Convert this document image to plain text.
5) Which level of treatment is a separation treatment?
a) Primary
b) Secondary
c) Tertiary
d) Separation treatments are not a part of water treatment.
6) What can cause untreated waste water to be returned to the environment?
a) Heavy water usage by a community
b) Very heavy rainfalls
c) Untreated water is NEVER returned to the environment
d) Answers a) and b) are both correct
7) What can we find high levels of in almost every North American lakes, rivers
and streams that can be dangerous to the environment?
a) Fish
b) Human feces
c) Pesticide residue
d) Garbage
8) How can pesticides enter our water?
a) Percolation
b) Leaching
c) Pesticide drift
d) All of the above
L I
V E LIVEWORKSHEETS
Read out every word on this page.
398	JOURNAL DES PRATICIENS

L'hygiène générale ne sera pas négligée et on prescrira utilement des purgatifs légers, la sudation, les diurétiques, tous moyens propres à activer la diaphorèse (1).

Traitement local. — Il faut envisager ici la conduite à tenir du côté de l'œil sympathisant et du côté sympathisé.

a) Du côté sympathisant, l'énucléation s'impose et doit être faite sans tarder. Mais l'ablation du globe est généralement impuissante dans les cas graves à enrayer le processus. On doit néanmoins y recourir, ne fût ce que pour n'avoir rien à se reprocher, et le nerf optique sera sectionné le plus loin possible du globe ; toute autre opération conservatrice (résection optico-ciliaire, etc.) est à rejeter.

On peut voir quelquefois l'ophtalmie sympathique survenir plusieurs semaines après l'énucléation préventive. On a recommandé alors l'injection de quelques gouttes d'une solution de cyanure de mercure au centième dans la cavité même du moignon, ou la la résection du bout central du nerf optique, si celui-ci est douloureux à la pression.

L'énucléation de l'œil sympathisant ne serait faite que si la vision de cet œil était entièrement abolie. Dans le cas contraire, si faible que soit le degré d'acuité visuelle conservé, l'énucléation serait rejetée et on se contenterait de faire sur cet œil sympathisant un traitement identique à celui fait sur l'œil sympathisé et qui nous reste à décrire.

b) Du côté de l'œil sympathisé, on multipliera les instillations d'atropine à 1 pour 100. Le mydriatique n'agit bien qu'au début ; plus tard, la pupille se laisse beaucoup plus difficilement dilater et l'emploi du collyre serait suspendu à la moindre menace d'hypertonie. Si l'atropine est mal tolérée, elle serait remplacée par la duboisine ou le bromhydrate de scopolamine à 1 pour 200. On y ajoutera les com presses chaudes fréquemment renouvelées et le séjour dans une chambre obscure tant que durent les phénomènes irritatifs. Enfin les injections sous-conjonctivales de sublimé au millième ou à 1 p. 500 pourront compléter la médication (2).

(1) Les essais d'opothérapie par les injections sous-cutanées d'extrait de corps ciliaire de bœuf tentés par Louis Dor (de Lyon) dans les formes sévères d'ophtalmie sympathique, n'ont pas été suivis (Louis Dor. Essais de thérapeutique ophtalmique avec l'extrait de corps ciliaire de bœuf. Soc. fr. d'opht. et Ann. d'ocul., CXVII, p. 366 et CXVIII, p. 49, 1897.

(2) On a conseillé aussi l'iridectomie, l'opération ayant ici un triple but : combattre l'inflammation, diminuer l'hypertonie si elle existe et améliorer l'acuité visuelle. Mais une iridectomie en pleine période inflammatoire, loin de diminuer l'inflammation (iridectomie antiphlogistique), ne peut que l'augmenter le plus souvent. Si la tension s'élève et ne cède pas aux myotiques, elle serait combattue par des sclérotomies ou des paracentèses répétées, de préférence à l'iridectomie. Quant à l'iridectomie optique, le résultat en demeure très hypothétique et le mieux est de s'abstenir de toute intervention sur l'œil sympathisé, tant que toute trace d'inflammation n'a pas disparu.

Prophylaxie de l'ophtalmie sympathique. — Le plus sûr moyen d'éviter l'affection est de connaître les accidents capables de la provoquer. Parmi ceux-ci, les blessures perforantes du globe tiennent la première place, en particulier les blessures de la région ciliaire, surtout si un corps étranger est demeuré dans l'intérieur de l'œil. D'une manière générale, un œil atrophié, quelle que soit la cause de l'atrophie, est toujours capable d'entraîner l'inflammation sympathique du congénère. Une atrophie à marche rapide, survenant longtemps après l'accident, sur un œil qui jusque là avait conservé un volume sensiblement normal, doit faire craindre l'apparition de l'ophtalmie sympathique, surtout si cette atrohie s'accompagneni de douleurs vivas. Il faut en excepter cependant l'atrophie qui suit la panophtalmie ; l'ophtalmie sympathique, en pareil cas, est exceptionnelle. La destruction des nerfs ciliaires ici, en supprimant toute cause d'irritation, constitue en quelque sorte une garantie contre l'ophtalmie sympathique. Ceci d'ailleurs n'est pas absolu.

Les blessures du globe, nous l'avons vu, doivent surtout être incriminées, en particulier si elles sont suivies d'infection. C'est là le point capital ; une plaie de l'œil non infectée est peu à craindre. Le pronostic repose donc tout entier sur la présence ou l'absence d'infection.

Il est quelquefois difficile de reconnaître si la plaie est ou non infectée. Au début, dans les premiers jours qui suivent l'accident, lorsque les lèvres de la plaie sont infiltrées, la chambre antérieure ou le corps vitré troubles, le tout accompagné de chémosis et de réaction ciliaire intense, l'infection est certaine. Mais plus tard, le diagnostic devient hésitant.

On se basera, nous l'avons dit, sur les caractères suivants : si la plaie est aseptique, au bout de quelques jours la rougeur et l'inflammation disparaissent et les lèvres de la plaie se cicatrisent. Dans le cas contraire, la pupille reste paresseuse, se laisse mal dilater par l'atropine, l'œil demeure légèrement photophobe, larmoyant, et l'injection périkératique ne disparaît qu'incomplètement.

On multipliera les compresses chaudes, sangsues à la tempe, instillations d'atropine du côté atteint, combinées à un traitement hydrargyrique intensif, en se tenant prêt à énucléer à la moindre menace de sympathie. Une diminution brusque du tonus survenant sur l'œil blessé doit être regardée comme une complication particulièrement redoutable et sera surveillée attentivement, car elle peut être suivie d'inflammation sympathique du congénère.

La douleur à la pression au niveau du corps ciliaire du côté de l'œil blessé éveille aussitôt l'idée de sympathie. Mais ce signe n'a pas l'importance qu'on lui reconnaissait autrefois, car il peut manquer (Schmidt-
________
* Given problem: Reproduce the data in full, exactly as presented.

* Result of this task:
Convert this document image to plain text.
5) Which level of treatment is a separation treatment?
a) Primary
b) Secondary
c) Tertiary
d) Separation treatments are not a part of water treatment.
6) What can cause untreated waste water to be returned to the environment?
a) Heavy water usage by a community
b) Very heavy rainfalls
c) Untreated water is NEVER returned to the environment
d) Answers a) and b) are both correct
7) What can we find high levels of in almost every North American lakes, rivers
and streams that can be dangerous to the environment?
a) Fish
b) Human feces
c) Pesticide residue
d) Garbage
8) How can pesticides enter our water?
a) Percolation
b) Leaching
c) Pesticide drift
d) All of the above
L I
V E LIVEWORKSHEETS
Read out every word on this page.
398	JOURNAL DES PRATICIENS

L'hygiène générale ne sera pas négligée et on prescrira utilement des purgatifs légers, la sudation, les diurétiques, tous moyens propres à activer la diaphorèse (1).

Traitement local. — Il faut envisager ici la conduite à tenir du côté de l'œil sympathisant et du côté sympathisé.

a) Du côté sympathisant, l'énucléation s'impose et doit être faite sans tarder. Mais l'ablation du globe est généralement impuissante dans les cas graves à enrayer le processus. On doit néanmoins y recourir, ne fût ce que pour n'avoir rien à se reprocher, et le nerf optique sera sectionné le plus loin possible du globe ; toute autre opération conservatrice (résection optico-ciliaire, etc.) est à rejeter.

On peut voir quelquefois l'ophtalmie sympathique survenir plusieurs semaines après l'énucléation préventive. On a recommandé alors l'injection de quelques gouttes d'une solution de cyanure de mercure au centième dans la cavité même du moignon, ou la la résection du bout central du nerf optique, si celui-ci est douloureux à la pression.

L'énucléation de l'œil sympathisant ne serait faite que si la vision de cet œil était entièrement abolie. Dans le cas contraire, si faible que soit le degré d'acuité visuelle conservé, l'énucléation serait rejetée et on se contenterait de faire sur cet œil sympathisant un traitement identique à celui fait sur l'œil sympathisé et qui nous reste à décrire.

b) Du côté de l'œil sympathisé, on multipliera les instillations d'atropine à 1 pour 100. Le mydriatique n'agit bien qu'au début ; plus tard, la pupille se laisse beaucoup plus difficilement dilater et l'emploi du collyre serait suspendu à la moindre menace d'hypertonie. Si l'atropine est mal tolérée, elle serait remplacée par la duboisine ou le bromhydrate de scopolamine à 1 pour 200. On y ajoutera les com presses chaudes fréquemment renouvelées et le séjour dans une chambre obscure tant que durent les phénomènes irritatifs. Enfin les injections sous-conjonctivales de sublimé au millième ou à 1 p. 500 pourront compléter la médication (2).

(1) Les essais d'opothérapie par les injections sous-cutanées d'extrait de corps ciliaire de bœuf tentés par Louis Dor (de Lyon) dans les formes sévères d'ophtalmie sympathique, n'ont pas été suivis (Louis Dor. Essais de thérapeutique ophtalmique avec l'extrait de corps ciliaire de bœuf. Soc. fr. d'opht. et Ann. d'ocul., CXVII, p. 366 et CXVIII, p. 49, 1897.

(2) On a conseillé aussi l'iridectomie, l'opération ayant ici un triple but : combattre l'inflammation, diminuer l'hypertonie si elle existe et améliorer l'acuité visuelle. Mais une iridectomie en pleine période inflammatoire, loin de diminuer l'inflammation (iridectomie antiphlogistique), ne peut que l'augmenter le plus souvent. Si la tension s'élève et ne cède pas aux myotiques, elle serait combattue par des sclérotomies ou des paracentèses répétées, de préférence à l'iridectomie. Quant à l'iridectomie optique, le résultat en demeure très hypothétique et le mieux est de s'abstenir de toute intervention sur l'œil sympathisé, tant que toute trace d'inflammation n'a pas disparu.

Prophylaxie de l'ophtalmie sympathique. — Le plus sûr moyen d'éviter l'affection est de connaître les accidents capables de la provoquer. Parmi ceux-ci, les blessures perforantes du globe tiennent la première place, en particulier les blessures de la région ciliaire, surtout si un corps étranger est demeuré dans l'intérieur de l'œil. D'une manière générale, un œil atrophié, quelle que soit la cause de l'atrophie, est toujours capable d'entraîner l'inflammation sympathique du congénère. Une atrophie à marche rapide, survenant longtemps après l'accident, sur un œil qui jusque là avait conservé un volume sensiblement normal, doit faire craindre l'apparition de l'ophtalmie sympathique, surtout si cette atrohie s'accompagneni de douleurs vivas. Il faut en excepter cependant l'atrophie qui suit la panophtalmie ; l'ophtalmie sympathique, en pareil cas, est exceptionnelle. La destruction des nerfs ciliaires ici, en supprimant toute cause d'irritation, constitue en quelque sorte une garantie contre l'ophtalmie sympathique. Ceci d'ailleurs n'est pas absolu.

Les blessures du globe, nous l'avons vu, doivent surtout être incriminées, en particulier si elles sont suivies d'infection. C'est là le point capital ; une plaie de l'œil non infectée est peu à craindre. Le pronostic repose donc tout entier sur la présence ou l'absence d'infection.

Il est quelquefois difficile de reconnaître si la plaie est ou non infectée. Au début, dans les premiers jours qui suivent l'accident, lorsque les lèvres de la plaie sont infiltrées, la chambre antérieure ou le corps vitré troubles, le tout accompagné de chémosis et de réaction ciliaire intense, l'infection est certaine. Mais plus tard, le diagnostic devient hésitant.

On se basera, nous l'avons dit, sur les caractères suivants : si la plaie est aseptique, au bout de quelques jours la rougeur et l'inflammation disparaissent et les lèvres de la plaie se cicatrisent. Dans le cas contraire, la pupille reste paresseuse, se laisse mal dilater par l'atropine, l'œil demeure légèrement photophobe, larmoyant, et l'injection périkératique ne disparaît qu'incomplètement.

On multipliera les compresses chaudes, sangsues à la tempe, instillations d'atropine du côté atteint, combinées à un traitement hydrargyrique intensif, en se tenant prêt à énucléer à la moindre menace de sympathie. Une diminution brusque du tonus survenant sur l'œil blessé doit être regardée comme une complication particulièrement redoutable et sera surveillée attentivement, car elle peut être suivie d'inflammation sympathique du congénère.

La douleur à la pression au niveau du corps ciliaire du côté de l'œil blessé éveille aussitôt l'idée de sympathie. Mais ce signe n'a pas l'importance qu'on lui reconnaissait autrefois, car il peut manquer (Schmidt-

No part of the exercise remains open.